* [What is asked] Transcribe all records exactly.

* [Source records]
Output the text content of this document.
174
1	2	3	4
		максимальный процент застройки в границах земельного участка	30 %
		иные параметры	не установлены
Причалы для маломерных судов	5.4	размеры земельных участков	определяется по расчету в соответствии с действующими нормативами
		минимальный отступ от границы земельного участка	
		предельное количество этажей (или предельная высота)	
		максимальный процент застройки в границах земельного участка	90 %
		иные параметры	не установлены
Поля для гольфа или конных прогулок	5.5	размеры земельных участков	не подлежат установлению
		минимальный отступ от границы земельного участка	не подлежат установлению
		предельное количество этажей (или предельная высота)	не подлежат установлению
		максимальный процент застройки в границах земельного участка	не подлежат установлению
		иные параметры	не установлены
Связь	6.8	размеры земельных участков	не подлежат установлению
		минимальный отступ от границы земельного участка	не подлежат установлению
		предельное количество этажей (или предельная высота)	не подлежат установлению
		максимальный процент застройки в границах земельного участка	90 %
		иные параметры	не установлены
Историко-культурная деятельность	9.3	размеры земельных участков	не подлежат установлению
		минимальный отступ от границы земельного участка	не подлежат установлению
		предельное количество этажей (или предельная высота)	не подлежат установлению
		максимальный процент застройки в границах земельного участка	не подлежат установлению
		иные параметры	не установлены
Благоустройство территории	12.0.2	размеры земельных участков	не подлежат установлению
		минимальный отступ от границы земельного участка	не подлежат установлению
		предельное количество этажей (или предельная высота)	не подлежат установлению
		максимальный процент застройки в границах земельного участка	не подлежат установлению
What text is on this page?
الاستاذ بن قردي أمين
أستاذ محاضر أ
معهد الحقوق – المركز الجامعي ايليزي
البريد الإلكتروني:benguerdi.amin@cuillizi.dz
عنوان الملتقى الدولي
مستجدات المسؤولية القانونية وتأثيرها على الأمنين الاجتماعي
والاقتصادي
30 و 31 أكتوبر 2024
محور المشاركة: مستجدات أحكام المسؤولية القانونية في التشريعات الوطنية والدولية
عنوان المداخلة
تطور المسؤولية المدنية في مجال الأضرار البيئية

* [Task answer]
Output the text content of this document.
174
1	2	3	4
		максимальный процент застройки в границах земельного участка	30 %
		иные параметры	не установлены
Причалы для маломерных судов	5.4	размеры земельных участков	определяется по расчету в соответствии с действующими нормативами
		минимальный отступ от границы земельного участка	
		предельное количество этажей (или предельная высота)	
		максимальный процент застройки в границах земельного участка	90 %
		иные параметры	не установлены
Поля для гольфа или конных прогулок	5.5	размеры земельных участков	не подлежат установлению
		минимальный отступ от границы земельного участка	не подлежат установлению
		предельное количество этажей (или предельная высота)	не подлежат установлению
		максимальный процент застройки в границах земельного участка	не подлежат установлению
		иные параметры	не установлены
Связь	6.8	размеры земельных участков	не подлежат установлению
		минимальный отступ от границы земельного участка	не подлежат установлению
		предельное количество этажей (или предельная высота)	не подлежат установлению
		максимальный процент застройки в границах земельного участка	90 %
		иные параметры	не установлены
Историко-культурная деятельность	9.3	размеры земельных участков	не подлежат установлению
		минимальный отступ от границы земельного участка	не подлежат установлению
		предельное количество этажей (или предельная высота)	не подлежат установлению
		максимальный процент застройки в границах земельного участка	не подлежат установлению
		иные параметры	не установлены
Благоустройство территории	12.0.2	размеры земельных участков	не подлежат установлению
		минимальный отступ от границы земельного участка	не подлежат установлению
		предельное количество этажей (или предельная высота)	не подлежат установлению
		максимальный процент застройки в границах земельного участка	не подлежат установлению
What text is on this page?
الاستاذ بن قردي أمين
أستاذ محاضر أ
معهد الحقوق – المركز الجامعي ايليزي
البريد الإلكتروني:benguerdi.amin@cuillizi.dz
عنوان الملتقى الدولي
مستجدات المسؤولية القانونية وتأثيرها على الأمنين الاجتماعي
والاقتصادي
30 و 31 أكتوبر 2024
محور المشاركة: مستجدات أحكام المسؤولية القانونية في التشريعات الوطنية والدولية
عنوان المداخلة
تطور المسؤولية المدنية في مجال الأضرار البيئية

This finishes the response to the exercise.